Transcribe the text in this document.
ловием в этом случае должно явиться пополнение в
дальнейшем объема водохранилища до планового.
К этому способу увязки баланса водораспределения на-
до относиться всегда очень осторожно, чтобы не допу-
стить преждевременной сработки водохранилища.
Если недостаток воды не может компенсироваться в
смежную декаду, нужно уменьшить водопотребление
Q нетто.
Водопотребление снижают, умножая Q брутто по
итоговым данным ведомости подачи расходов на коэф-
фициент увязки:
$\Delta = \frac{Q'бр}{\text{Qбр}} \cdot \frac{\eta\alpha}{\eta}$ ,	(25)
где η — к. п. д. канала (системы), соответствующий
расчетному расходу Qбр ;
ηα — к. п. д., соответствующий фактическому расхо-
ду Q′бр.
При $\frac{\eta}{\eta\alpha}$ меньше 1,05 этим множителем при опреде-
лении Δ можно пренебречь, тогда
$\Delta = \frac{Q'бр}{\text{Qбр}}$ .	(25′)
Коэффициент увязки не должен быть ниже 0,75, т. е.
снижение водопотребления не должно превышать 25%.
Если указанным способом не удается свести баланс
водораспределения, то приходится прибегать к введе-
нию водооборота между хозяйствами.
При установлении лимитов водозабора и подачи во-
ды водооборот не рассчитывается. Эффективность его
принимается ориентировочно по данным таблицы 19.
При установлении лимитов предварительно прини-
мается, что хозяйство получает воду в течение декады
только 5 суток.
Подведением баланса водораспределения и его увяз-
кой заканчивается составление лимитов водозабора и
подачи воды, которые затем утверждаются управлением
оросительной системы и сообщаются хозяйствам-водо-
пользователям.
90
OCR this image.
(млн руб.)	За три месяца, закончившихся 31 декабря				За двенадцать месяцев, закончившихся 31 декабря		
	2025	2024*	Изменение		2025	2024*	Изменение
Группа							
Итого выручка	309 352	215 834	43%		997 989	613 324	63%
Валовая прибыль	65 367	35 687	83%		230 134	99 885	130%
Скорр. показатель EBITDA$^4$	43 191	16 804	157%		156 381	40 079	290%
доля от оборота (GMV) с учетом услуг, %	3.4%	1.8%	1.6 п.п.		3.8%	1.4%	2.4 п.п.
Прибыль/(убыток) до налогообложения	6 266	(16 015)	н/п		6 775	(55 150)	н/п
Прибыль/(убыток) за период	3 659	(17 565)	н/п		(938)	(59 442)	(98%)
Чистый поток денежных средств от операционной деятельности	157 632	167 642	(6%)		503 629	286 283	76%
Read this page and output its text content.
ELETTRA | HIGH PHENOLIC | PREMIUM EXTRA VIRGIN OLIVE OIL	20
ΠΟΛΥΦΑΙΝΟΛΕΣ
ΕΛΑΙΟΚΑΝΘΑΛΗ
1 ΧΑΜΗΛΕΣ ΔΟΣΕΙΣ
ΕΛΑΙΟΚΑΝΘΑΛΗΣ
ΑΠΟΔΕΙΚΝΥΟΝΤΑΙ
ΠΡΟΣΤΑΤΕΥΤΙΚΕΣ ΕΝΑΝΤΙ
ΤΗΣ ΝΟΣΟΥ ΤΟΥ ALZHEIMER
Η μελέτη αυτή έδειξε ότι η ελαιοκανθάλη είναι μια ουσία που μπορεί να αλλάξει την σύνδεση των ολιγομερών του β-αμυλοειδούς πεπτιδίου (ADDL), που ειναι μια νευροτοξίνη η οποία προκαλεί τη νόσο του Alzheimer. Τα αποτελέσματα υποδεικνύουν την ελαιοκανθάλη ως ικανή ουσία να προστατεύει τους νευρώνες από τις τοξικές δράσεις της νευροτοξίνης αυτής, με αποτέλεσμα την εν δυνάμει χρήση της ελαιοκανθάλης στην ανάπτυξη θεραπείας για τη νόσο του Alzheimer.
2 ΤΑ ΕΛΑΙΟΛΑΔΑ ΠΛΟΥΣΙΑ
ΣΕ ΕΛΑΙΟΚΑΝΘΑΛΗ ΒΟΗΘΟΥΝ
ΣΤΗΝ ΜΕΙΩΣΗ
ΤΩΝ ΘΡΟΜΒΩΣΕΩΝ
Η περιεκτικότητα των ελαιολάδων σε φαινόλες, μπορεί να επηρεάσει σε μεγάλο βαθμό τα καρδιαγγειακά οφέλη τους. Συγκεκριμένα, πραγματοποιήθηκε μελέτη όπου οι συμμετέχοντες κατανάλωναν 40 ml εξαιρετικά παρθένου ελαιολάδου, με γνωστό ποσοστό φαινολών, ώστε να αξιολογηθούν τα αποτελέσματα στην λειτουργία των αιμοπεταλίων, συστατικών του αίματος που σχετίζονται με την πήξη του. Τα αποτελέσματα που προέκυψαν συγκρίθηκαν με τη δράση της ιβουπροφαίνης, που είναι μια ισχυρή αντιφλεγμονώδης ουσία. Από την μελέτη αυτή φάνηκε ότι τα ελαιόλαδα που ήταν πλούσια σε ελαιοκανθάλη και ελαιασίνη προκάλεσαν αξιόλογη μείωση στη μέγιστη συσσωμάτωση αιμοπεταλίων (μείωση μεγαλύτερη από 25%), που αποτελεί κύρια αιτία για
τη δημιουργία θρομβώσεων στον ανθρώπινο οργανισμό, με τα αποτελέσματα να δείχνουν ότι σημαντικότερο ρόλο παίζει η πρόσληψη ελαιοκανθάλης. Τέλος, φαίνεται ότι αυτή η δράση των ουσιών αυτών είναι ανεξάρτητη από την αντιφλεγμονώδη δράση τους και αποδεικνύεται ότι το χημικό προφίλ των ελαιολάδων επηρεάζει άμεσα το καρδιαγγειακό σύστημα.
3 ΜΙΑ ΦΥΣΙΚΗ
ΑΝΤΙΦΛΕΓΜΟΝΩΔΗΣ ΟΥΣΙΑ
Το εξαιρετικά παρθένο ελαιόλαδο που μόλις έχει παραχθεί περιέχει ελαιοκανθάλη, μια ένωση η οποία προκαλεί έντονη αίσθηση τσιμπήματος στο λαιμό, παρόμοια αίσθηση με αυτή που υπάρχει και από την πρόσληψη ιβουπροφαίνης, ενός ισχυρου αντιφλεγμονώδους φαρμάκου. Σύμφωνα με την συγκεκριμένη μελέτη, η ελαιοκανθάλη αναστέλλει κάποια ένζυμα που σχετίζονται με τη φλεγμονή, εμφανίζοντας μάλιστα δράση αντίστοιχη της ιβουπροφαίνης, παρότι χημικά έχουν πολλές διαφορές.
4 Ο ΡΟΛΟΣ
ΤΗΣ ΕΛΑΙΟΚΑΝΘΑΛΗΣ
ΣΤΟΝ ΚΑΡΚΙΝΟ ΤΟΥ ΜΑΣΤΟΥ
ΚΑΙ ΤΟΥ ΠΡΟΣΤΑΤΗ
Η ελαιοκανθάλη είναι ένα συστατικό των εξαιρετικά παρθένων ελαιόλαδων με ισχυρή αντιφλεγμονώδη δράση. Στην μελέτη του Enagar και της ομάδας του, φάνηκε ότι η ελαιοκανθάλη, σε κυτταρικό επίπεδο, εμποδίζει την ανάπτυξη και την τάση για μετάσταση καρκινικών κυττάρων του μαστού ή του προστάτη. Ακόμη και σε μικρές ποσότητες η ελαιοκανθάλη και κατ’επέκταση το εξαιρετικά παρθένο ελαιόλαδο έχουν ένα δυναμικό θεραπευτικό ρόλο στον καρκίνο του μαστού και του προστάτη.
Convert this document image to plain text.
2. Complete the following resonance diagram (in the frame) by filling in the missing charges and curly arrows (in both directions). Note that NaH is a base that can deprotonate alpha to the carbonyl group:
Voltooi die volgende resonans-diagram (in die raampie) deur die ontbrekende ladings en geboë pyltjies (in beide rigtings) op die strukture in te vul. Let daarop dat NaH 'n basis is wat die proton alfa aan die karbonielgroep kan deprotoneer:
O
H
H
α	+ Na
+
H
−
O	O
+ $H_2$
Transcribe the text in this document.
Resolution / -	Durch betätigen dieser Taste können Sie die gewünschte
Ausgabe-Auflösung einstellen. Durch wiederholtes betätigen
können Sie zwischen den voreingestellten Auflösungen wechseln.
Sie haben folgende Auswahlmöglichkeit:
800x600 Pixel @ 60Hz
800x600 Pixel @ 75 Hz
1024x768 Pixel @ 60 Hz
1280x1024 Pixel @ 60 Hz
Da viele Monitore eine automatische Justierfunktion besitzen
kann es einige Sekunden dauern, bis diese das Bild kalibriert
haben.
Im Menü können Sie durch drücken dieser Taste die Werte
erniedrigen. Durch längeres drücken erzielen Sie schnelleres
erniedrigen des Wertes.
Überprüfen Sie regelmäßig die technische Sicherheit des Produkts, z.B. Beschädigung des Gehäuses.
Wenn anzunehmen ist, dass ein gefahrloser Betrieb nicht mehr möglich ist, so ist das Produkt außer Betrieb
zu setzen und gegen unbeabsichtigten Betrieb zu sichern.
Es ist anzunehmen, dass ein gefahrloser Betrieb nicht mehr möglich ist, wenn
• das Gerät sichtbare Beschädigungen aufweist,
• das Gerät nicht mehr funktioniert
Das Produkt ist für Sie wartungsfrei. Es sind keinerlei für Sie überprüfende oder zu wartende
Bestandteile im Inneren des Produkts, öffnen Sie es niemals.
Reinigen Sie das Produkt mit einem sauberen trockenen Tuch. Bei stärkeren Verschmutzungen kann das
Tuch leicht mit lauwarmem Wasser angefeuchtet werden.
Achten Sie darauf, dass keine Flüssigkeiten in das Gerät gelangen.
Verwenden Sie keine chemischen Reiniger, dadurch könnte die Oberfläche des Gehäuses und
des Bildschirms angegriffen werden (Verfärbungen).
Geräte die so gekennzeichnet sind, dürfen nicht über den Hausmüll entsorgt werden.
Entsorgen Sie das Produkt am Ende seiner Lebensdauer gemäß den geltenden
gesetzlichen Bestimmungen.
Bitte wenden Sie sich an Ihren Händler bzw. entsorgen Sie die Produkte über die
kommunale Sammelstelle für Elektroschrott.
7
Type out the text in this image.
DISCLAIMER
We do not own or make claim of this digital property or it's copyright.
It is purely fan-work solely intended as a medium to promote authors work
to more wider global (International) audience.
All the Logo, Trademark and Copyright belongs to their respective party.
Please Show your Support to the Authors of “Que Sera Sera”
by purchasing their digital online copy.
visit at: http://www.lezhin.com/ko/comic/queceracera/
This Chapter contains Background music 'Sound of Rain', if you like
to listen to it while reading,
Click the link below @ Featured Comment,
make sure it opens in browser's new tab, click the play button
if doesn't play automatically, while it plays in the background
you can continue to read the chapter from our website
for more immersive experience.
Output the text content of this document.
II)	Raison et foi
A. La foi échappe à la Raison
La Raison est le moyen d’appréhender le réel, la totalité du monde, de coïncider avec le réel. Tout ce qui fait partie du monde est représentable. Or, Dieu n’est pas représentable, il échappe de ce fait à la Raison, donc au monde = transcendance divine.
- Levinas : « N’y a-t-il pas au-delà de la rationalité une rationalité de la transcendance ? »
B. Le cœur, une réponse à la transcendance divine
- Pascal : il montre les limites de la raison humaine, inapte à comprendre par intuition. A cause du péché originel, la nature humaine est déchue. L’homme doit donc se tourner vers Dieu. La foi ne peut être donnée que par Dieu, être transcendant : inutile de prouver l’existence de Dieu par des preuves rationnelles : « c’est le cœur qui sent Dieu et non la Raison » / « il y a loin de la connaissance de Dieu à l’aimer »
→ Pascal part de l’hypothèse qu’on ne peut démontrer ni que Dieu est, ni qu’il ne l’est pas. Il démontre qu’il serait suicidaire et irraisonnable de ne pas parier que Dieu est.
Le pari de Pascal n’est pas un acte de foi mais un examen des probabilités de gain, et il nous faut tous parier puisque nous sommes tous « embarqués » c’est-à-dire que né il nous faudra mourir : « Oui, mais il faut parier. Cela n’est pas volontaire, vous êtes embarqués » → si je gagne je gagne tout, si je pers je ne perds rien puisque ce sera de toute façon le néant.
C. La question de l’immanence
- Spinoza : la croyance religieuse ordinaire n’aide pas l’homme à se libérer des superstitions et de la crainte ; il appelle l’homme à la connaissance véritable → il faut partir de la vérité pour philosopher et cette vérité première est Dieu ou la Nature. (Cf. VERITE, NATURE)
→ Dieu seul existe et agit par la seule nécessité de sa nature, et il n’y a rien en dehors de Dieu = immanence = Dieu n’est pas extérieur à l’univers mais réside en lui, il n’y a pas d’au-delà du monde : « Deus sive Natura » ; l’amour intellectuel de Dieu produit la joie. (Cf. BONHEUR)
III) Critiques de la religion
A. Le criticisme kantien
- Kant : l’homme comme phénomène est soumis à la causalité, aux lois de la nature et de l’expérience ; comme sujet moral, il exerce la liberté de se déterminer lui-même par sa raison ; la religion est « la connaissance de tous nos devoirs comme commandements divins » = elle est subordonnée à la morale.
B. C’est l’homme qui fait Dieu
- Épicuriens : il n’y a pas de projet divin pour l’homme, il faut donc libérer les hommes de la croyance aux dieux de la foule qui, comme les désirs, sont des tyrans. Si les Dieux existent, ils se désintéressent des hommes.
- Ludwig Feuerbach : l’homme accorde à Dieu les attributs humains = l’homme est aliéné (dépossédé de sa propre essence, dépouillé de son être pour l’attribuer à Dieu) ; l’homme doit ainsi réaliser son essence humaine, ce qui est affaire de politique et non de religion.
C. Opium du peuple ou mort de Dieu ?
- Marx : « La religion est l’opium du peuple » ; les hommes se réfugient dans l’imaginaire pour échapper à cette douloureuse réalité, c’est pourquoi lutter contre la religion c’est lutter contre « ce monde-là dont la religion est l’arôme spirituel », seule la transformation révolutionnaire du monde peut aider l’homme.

**What you need to do:** Of the lines above, how many contain the word "faut"? Provide the number and nothing else.

**Written response:** 3